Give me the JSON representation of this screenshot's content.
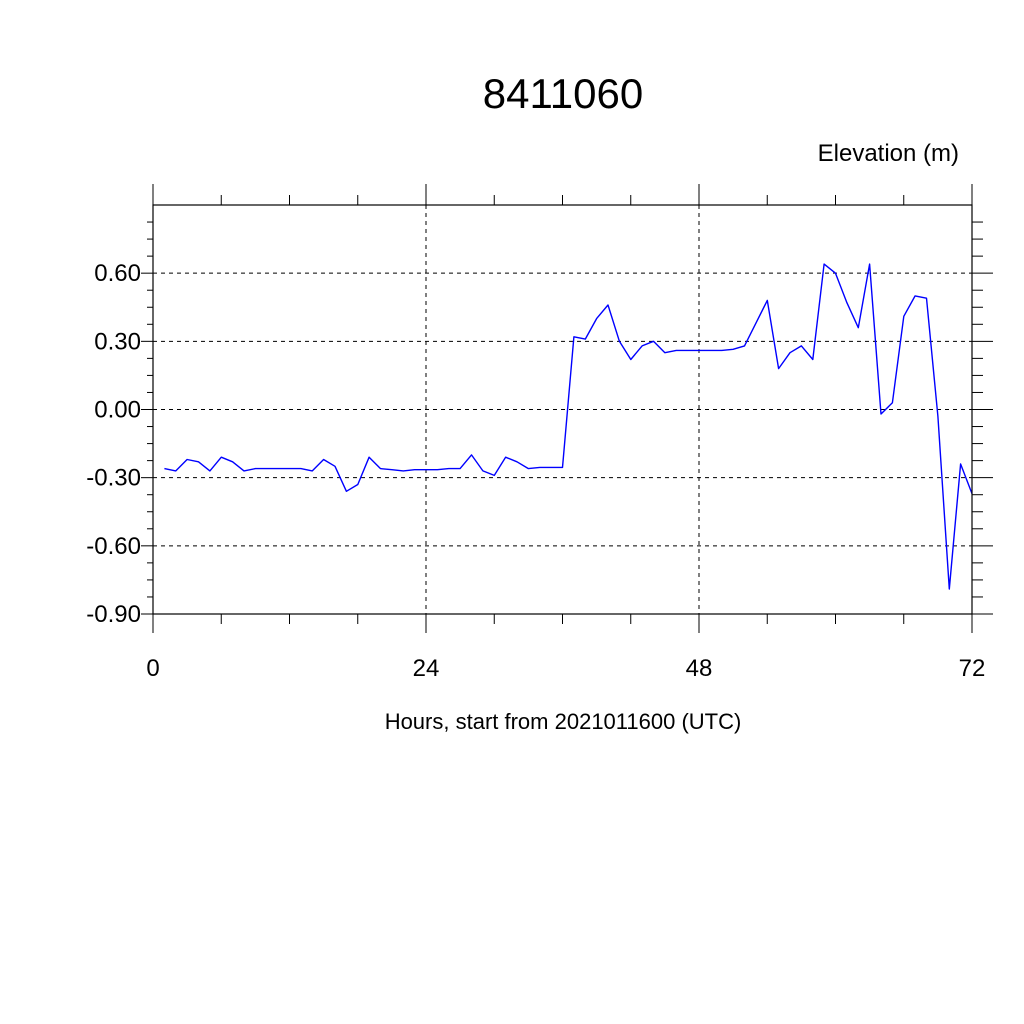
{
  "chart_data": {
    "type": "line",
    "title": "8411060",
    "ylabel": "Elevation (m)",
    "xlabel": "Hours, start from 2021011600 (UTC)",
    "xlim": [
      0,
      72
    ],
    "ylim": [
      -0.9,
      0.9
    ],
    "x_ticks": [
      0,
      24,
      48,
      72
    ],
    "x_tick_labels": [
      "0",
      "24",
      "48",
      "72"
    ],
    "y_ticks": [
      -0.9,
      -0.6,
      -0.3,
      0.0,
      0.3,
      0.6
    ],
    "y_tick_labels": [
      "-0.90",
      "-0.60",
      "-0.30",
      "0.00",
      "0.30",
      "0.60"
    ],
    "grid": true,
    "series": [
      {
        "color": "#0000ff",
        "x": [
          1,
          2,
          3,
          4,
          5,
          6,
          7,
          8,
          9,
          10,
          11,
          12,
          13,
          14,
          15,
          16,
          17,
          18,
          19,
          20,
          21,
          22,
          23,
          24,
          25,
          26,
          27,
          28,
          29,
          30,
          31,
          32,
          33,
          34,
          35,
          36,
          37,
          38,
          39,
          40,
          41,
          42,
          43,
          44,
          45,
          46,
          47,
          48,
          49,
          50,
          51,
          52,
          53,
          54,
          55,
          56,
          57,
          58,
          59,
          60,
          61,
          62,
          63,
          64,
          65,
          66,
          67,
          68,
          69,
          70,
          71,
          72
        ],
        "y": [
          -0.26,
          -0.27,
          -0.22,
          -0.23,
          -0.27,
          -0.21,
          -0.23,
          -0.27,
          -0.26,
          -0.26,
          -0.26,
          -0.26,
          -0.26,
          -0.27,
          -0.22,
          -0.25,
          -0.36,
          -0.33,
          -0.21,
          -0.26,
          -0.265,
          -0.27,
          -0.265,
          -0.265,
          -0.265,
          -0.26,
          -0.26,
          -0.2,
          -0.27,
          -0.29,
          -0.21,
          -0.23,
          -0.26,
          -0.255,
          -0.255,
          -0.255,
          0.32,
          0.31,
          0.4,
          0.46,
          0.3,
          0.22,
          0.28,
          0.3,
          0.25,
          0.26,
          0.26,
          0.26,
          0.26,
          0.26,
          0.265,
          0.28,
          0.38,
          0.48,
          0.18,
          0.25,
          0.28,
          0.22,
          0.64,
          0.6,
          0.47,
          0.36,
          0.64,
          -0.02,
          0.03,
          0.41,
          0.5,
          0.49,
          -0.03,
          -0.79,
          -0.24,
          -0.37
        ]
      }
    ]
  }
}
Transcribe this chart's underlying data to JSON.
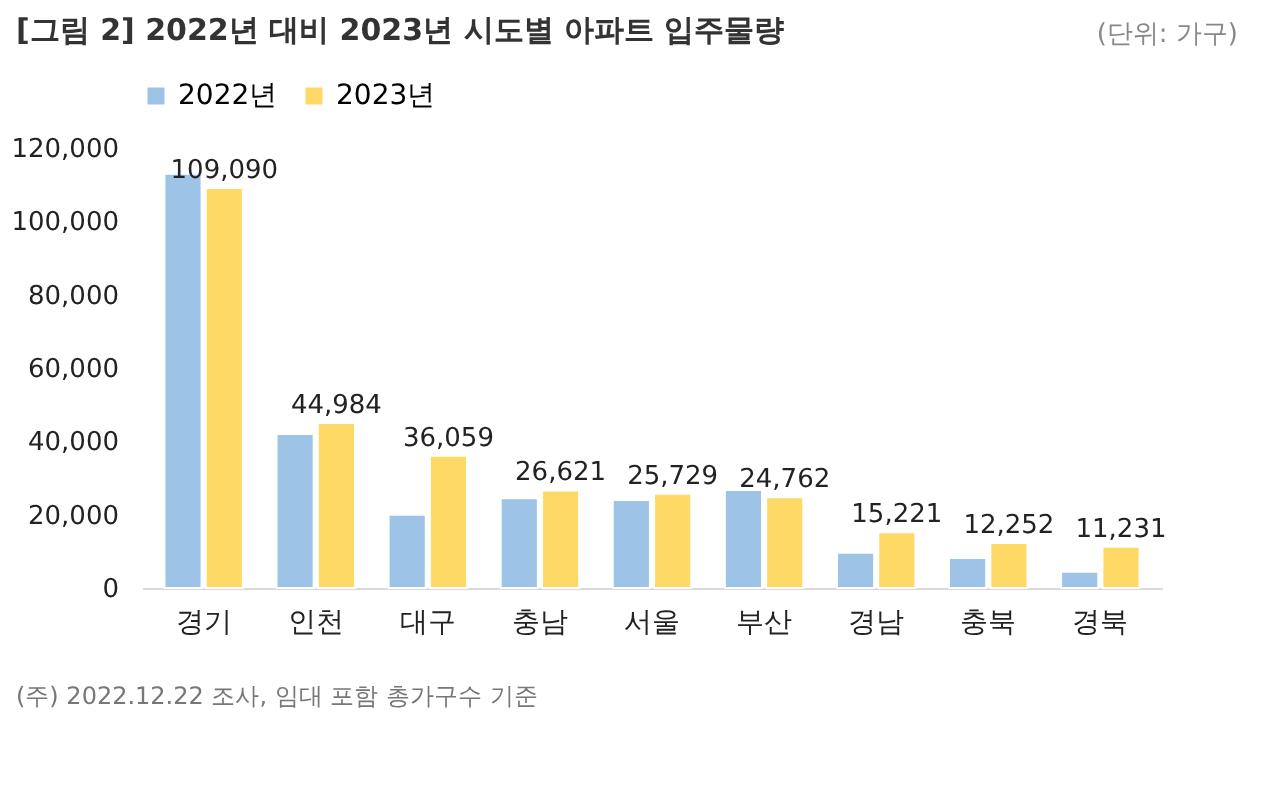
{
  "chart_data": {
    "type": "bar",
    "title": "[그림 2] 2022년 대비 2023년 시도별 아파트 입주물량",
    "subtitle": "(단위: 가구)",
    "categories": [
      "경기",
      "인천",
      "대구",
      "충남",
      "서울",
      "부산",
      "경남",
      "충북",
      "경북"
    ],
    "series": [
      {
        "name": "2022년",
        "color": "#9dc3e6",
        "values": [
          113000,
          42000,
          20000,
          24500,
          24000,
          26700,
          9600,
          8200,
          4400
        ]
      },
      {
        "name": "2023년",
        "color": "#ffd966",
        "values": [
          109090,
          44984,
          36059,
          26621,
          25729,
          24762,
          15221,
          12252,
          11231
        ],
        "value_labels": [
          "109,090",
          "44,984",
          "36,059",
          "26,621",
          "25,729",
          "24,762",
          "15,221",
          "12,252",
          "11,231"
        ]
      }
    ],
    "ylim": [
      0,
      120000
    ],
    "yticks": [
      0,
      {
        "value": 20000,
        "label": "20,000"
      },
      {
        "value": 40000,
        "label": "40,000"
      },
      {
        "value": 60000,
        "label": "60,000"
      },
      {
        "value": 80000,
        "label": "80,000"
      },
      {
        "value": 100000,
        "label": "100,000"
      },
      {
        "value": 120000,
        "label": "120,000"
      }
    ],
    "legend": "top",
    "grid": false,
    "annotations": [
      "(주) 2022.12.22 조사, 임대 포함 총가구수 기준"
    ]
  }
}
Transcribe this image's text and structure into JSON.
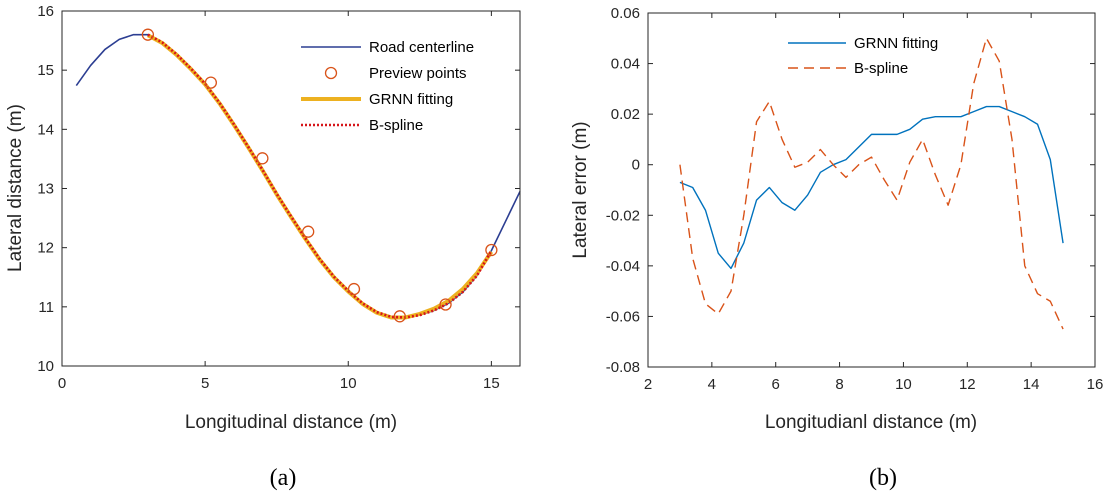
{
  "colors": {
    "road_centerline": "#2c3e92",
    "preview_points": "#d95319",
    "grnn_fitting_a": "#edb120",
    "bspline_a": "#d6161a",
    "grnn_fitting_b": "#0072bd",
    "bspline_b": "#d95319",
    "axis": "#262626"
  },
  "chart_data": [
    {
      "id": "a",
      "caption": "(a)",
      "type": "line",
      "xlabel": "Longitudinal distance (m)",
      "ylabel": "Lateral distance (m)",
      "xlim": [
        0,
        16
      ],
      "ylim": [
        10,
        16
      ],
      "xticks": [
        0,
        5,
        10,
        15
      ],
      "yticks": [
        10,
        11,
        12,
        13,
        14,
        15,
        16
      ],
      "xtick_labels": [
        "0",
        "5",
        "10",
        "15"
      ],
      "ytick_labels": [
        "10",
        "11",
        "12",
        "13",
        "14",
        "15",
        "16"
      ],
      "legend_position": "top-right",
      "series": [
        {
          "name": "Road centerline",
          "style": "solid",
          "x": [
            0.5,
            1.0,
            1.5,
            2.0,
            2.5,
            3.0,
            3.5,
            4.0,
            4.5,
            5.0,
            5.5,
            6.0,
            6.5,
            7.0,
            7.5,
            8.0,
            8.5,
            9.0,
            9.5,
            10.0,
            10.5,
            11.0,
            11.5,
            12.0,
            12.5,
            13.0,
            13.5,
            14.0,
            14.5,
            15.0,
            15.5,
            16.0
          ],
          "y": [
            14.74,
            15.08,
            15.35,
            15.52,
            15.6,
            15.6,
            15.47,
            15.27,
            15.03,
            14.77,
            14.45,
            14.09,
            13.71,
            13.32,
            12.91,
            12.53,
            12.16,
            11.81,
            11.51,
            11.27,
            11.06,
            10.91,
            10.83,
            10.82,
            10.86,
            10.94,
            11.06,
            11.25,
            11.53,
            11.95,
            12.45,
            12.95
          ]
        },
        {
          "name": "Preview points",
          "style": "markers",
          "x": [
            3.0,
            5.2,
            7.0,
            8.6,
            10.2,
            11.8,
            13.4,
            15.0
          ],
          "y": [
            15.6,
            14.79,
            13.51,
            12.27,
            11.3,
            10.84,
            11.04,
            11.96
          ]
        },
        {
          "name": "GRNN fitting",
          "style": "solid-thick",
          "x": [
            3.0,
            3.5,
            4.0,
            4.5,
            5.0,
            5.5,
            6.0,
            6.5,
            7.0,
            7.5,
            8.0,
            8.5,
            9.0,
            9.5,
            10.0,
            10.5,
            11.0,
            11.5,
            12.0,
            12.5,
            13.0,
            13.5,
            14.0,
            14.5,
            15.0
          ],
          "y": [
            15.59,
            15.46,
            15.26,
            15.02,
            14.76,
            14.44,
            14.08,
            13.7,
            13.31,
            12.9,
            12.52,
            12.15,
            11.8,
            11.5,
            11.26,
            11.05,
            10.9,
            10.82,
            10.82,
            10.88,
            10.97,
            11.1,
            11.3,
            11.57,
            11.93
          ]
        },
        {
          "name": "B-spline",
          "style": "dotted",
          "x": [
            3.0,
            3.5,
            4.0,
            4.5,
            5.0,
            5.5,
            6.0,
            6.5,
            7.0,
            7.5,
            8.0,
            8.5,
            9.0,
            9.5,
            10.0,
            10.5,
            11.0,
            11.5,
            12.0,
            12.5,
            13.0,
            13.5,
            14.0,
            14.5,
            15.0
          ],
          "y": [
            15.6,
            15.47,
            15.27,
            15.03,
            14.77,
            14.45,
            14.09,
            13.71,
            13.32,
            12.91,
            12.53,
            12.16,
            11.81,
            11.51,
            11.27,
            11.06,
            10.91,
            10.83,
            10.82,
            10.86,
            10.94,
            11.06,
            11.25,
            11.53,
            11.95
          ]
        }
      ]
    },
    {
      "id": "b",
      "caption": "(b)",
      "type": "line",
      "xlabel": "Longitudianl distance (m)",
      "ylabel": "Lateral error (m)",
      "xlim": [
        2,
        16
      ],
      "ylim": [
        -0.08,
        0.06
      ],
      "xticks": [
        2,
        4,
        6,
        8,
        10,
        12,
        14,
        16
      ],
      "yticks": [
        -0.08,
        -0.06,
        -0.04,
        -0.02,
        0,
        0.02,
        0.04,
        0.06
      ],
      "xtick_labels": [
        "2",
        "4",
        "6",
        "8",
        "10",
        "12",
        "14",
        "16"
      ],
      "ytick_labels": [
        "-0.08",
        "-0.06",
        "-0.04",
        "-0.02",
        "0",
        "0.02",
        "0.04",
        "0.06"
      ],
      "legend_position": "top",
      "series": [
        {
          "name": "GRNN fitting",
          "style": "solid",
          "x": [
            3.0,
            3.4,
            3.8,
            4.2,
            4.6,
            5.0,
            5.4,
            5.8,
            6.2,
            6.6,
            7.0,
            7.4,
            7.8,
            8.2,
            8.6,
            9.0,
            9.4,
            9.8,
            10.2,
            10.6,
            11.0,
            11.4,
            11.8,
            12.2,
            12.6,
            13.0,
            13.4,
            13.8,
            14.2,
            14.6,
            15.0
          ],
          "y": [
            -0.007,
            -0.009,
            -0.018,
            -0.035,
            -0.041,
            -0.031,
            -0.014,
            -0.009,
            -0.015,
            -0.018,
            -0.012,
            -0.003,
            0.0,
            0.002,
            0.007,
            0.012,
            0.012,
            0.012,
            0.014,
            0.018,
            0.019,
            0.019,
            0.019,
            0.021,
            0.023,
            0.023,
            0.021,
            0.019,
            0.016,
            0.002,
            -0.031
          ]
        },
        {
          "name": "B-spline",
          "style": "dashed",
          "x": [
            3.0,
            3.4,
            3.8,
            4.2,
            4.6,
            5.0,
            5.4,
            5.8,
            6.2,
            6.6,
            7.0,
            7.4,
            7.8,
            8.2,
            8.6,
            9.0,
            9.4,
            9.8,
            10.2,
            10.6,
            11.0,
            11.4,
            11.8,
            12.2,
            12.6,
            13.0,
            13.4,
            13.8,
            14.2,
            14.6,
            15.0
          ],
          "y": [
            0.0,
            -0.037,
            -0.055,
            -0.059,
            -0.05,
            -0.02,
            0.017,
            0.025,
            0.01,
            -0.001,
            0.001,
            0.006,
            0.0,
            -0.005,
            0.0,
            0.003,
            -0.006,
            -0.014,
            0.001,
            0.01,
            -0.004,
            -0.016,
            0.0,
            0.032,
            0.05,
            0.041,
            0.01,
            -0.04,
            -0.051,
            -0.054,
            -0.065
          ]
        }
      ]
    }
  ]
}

### The request
Identify the lines above with the word "xlabel". Copy them.

### Exercise result
    "xlabel": "Hours, start from 2021011600 (UTC)",
      "xlabel": "Longitudinal distance (m)",
      "xlabel": "Longitudianl distance (m)",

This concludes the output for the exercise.